Task brief >>
Swap every "help-icon" for "info-icon" in the rows from the start through the line containing "address-field[interactable]: 住所 bbox=[57, 152, 238, 182]", and give only those lines back with nothing else changed.

━━━

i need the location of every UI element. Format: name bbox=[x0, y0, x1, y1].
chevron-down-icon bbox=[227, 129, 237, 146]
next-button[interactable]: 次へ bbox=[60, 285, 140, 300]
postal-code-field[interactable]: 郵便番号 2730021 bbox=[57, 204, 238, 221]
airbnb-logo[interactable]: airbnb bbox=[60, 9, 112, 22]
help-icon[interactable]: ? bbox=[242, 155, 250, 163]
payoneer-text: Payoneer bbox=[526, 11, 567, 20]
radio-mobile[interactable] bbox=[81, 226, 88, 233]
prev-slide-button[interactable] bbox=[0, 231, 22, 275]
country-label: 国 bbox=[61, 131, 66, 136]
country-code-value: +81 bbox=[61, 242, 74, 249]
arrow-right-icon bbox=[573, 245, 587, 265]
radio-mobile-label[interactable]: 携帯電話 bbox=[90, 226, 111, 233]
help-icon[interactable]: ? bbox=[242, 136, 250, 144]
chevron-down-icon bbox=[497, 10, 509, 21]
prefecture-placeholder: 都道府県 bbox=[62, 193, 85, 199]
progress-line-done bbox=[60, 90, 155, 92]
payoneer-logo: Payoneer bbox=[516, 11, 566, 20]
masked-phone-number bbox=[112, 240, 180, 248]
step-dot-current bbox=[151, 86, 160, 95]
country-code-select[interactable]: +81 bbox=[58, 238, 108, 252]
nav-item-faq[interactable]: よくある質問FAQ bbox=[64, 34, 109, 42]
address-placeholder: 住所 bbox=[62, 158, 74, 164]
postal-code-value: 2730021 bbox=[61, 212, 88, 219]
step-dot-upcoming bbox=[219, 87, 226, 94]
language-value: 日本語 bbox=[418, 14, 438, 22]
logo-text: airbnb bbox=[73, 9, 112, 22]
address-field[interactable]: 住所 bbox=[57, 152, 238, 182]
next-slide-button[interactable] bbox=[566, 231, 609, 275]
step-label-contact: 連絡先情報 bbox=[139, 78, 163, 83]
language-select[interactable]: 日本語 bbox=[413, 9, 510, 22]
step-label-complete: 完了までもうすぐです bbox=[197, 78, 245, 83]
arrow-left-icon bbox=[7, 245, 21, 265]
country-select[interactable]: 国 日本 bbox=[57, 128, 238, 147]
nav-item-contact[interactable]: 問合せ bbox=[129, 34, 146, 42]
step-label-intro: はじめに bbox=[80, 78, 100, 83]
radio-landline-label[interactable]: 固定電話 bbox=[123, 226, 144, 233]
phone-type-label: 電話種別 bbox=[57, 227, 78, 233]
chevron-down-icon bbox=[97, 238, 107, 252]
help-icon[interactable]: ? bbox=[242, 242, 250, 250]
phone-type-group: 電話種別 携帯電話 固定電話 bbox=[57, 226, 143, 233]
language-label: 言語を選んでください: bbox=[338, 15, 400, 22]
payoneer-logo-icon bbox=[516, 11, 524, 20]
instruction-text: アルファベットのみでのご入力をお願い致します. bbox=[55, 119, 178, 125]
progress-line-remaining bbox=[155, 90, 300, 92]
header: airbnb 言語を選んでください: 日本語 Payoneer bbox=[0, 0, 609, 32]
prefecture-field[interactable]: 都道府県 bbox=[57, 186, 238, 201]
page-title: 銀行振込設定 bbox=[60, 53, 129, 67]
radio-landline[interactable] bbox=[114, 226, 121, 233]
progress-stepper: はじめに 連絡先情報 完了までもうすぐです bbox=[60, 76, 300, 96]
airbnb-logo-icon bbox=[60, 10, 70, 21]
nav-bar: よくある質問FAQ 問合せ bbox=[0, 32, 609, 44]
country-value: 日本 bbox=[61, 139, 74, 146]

━━━

Reply to the exercise >>
i need the location of every UI element. Format: name bbox=[x0, y0, x1, y1].
chevron-down-icon bbox=[227, 129, 237, 146]
next-button[interactable]: 次へ bbox=[60, 285, 140, 300]
postal-code-field[interactable]: 郵便番号 2730021 bbox=[57, 204, 238, 221]
airbnb-logo[interactable]: airbnb bbox=[60, 9, 112, 22]
info-icon[interactable]: ? bbox=[242, 155, 250, 163]
payoneer-text: Payoneer bbox=[526, 11, 567, 20]
radio-mobile[interactable] bbox=[81, 226, 88, 233]
prev-slide-button[interactable] bbox=[0, 231, 22, 275]
country-label: 国 bbox=[61, 131, 66, 136]
country-code-value: +81 bbox=[61, 242, 74, 249]
arrow-right-icon bbox=[573, 245, 587, 265]
radio-mobile-label[interactable]: 携帯電話 bbox=[90, 226, 111, 233]
info-icon[interactable]: ? bbox=[242, 136, 250, 144]
chevron-down-icon bbox=[497, 10, 509, 21]
prefecture-placeholder: 都道府県 bbox=[62, 193, 85, 199]
progress-line-done bbox=[60, 90, 155, 92]
payoneer-logo: Payoneer bbox=[516, 11, 566, 20]
masked-phone-number bbox=[112, 240, 180, 248]
step-dot-current bbox=[151, 86, 160, 95]
country-code-select[interactable]: +81 bbox=[58, 238, 108, 252]
nav-item-faq[interactable]: よくある質問FAQ bbox=[64, 34, 109, 42]
address-placeholder: 住所 bbox=[62, 158, 74, 164]
postal-code-value: 2730021 bbox=[61, 212, 88, 219]
step-dot-upcoming bbox=[219, 87, 226, 94]
language-value: 日本語 bbox=[418, 14, 438, 22]
logo-text: airbnb bbox=[73, 9, 112, 22]
address-field[interactable]: 住所 bbox=[57, 152, 238, 182]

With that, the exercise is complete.